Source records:
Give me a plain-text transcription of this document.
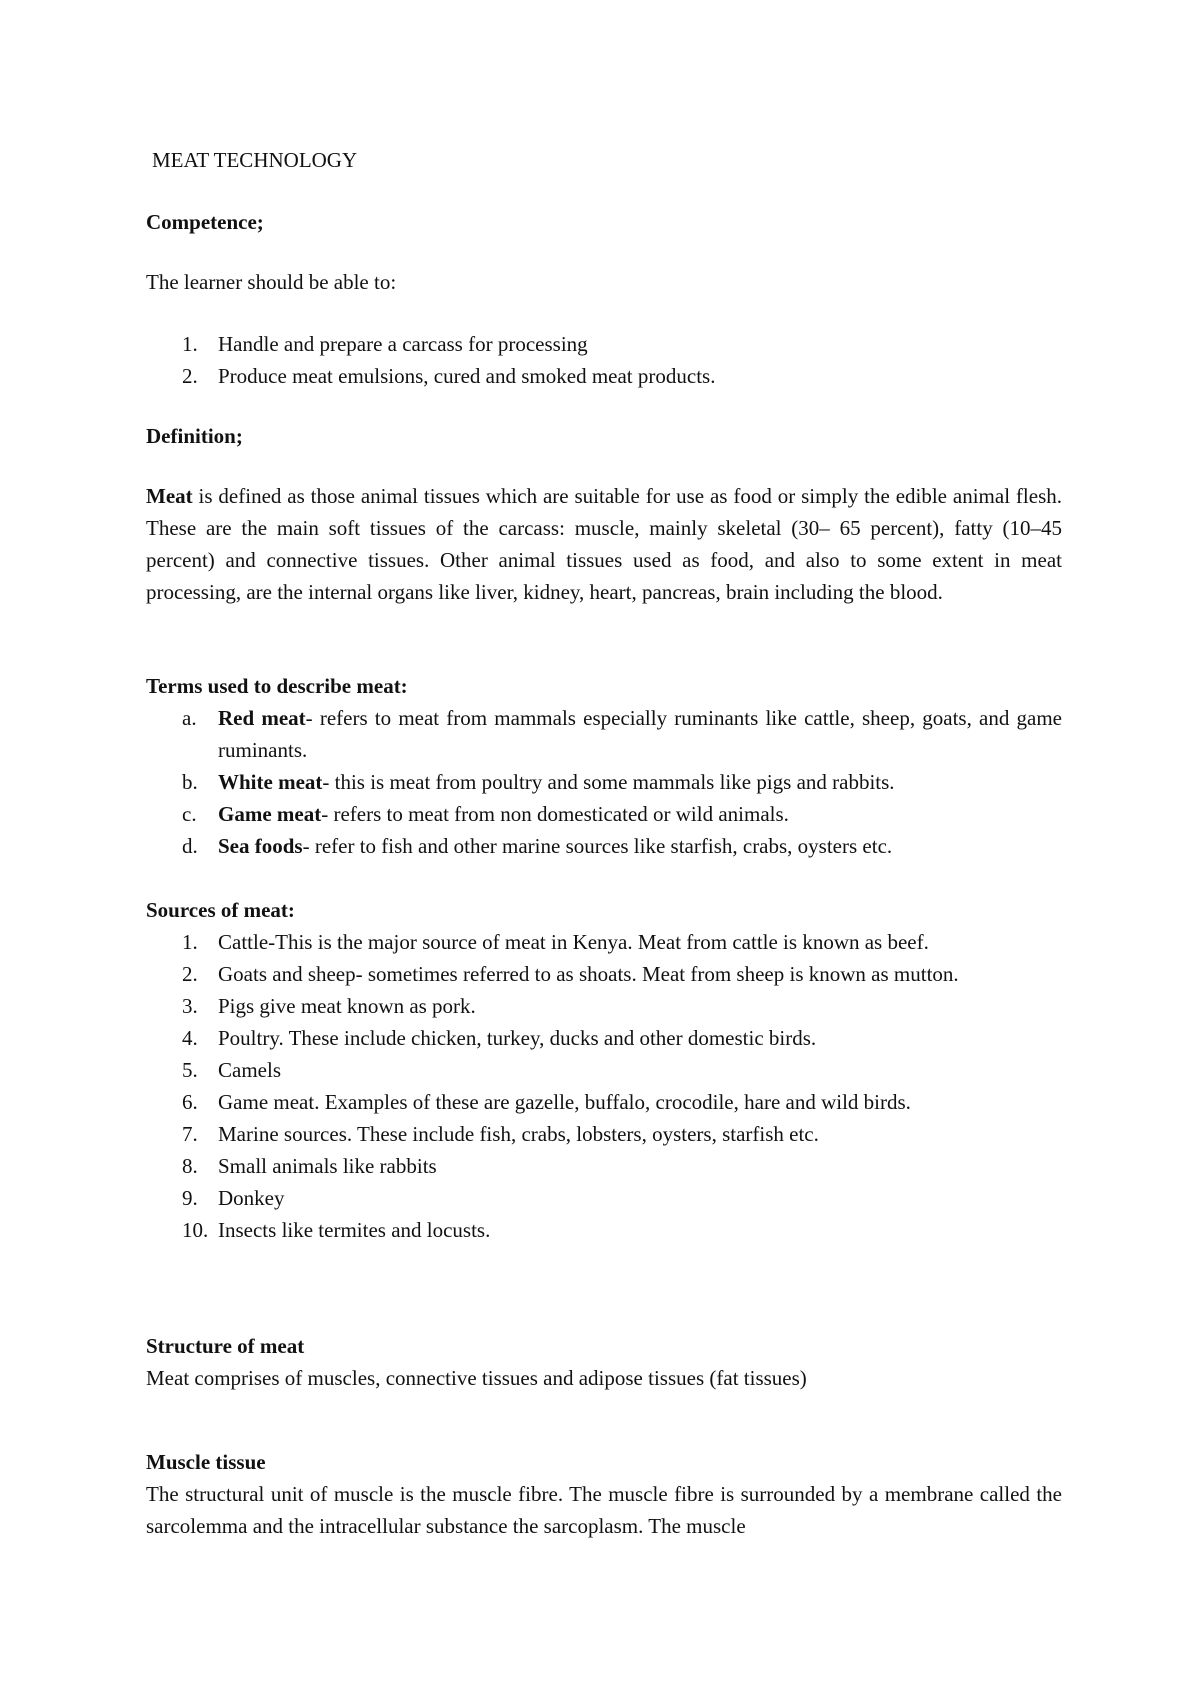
MEAT TECHNOLOGY
Competence;
The learner should be able to:
1. Handle and prepare a carcass for processing
2. Produce meat emulsions, cured and smoked meat products.
Definition;
Meat is defined as those animal tissues which are suitable for use as food or simply the edible animal flesh. These are the main soft tissues of the carcass: muscle, mainly skeletal (30– 65 percent), fatty (10–45 percent) and connective tissues. Other animal tissues used as food, and also to some extent in meat processing, are the internal organs like liver, kidney, heart, pancreas, brain including the blood.
Terms used to describe meat:
a. Red meat- refers to meat from mammals especially ruminants like cattle, sheep, goats, and game ruminants.
b. White meat- this is meat from poultry and some mammals like pigs and rabbits.
c. Game meat- refers to meat from non domesticated or wild animals.
d. Sea foods- refer to fish and other marine sources like starfish, crabs, oysters etc.
Sources of meat:
1. Cattle-This is the major source of meat in Kenya. Meat from cattle is known as beef.
2. Goats and sheep- sometimes referred to as shoats. Meat from sheep is known as mutton.
3. Pigs give meat known as pork.
4. Poultry. These include chicken, turkey, ducks and other domestic birds.
5. Camels
6. Game meat. Examples of these are gazelle, buffalo, crocodile, hare and wild birds.
7. Marine sources. These include fish, crabs, lobsters, oysters, starfish etc.
8. Small animals like rabbits
9. Donkey
10. Insects like termites and locusts.
Structure of meat
Meat comprises of muscles, connective tissues and adipose tissues (fat tissues)
Muscle tissue
The structural unit of muscle is the muscle fibre. The muscle fibre is surrounded by a membrane called the sarcolemma and the intracellular substance the sarcoplasm. The muscle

**Task instructions**
Except for the pictures, copy the material above exactly.

**Finished answer**
Give me a plain-text transcription of this document.
MEAT TECHNOLOGY
Competence;
The learner should be able to:
1. Handle and prepare a carcass for processing
2. Produce meat emulsions, cured and smoked meat products.
Definition;
Meat is defined as those animal tissues which are suitable for use as food or simply the edible animal flesh. These are the main soft tissues of the carcass: muscle, mainly skeletal (30– 65 percent), fatty (10–45 percent) and connective tissues. Other animal tissues used as food, and also to some extent in meat processing, are the internal organs like liver, kidney, heart, pancreas, brain including the blood.
Terms used to describe meat:
a. Red meat- refers to meat from mammals especially ruminants like cattle, sheep, goats, and game ruminants.
b. White meat- this is meat from poultry and some mammals like pigs and rabbits.
c. Game meat- refers to meat from non domesticated or wild animals.
d. Sea foods- refer to fish and other marine sources like starfish, crabs, oysters etc.
Sources of meat:
1. Cattle-This is the major source of meat in Kenya. Meat from cattle is known as beef.
2. Goats and sheep- sometimes referred to as shoats. Meat from sheep is known as mutton.
3. Pigs give meat known as pork.
4. Poultry. These include chicken, turkey, ducks and other domestic birds.
5. Camels
6. Game meat. Examples of these are gazelle, buffalo, crocodile, hare and wild birds.
7. Marine sources. These include fish, crabs, lobsters, oysters, starfish etc.
8. Small animals like rabbits
9. Donkey
10. Insects like termites and locusts.
Structure of meat
Meat comprises of muscles, connective tissues and adipose tissues (fat tissues)
Muscle tissue
The structural unit of muscle is the muscle fibre. The muscle fibre is surrounded by a membrane called the sarcolemma and the intracellular substance the sarcoplasm. The muscle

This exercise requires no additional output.